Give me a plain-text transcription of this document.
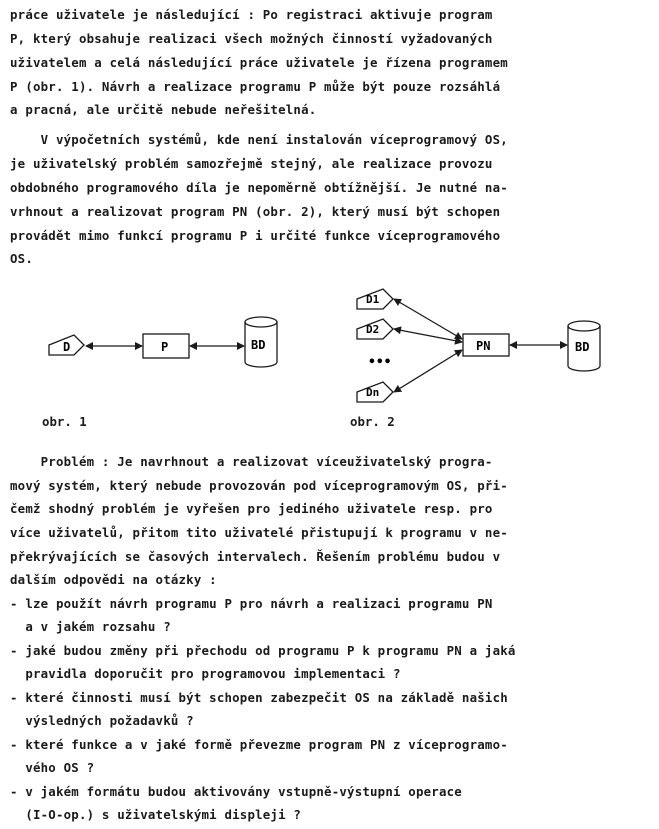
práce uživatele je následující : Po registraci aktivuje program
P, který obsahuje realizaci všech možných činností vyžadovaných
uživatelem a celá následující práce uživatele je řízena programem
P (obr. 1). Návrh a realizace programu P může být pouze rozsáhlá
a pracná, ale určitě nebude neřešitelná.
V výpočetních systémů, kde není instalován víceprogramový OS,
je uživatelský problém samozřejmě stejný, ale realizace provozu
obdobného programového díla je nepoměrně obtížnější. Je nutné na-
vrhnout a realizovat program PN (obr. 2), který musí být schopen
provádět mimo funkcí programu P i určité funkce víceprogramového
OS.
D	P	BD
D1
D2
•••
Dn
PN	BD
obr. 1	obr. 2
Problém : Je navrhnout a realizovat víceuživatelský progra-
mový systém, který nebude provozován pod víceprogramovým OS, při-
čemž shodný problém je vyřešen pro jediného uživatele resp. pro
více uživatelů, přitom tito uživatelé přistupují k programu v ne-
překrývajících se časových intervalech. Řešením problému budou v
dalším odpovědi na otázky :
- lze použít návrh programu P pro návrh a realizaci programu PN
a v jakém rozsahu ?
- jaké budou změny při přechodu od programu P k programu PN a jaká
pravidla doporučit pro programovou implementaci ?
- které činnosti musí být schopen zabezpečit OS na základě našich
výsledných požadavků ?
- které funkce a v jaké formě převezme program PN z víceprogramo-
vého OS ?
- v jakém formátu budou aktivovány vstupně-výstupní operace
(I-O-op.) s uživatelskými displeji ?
* * *
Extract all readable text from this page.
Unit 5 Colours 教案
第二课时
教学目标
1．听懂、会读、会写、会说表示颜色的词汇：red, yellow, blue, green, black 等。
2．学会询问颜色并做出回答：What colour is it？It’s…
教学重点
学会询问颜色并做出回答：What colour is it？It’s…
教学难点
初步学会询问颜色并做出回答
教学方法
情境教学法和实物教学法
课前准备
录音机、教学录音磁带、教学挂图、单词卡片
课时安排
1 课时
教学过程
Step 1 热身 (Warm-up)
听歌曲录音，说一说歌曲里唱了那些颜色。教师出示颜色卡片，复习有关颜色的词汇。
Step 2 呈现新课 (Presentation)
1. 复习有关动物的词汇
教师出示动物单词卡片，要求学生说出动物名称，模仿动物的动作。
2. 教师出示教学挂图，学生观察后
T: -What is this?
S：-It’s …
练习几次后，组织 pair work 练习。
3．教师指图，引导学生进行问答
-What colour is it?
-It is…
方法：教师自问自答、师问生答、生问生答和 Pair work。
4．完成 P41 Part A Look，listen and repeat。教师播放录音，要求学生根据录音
==
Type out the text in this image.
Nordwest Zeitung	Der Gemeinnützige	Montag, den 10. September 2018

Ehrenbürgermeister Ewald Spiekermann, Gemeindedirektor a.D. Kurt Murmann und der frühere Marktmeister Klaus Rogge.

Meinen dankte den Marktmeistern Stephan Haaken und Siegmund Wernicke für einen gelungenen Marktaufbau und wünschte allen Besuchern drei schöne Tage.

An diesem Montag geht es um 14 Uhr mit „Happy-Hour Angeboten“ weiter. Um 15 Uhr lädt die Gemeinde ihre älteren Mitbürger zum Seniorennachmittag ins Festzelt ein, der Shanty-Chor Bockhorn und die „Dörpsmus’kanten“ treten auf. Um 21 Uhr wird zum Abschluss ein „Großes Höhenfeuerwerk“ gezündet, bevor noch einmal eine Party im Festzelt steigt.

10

- _THE PROBLEM_
In the entries above, find each line with the word "realizovat" and copy it.

- _COMPLETE RESPONSE_
vrhnout a realizovat program PN (obr. 2), který musí být schopen
Problém : Je navrhnout a realizovat víceuživatelský progra-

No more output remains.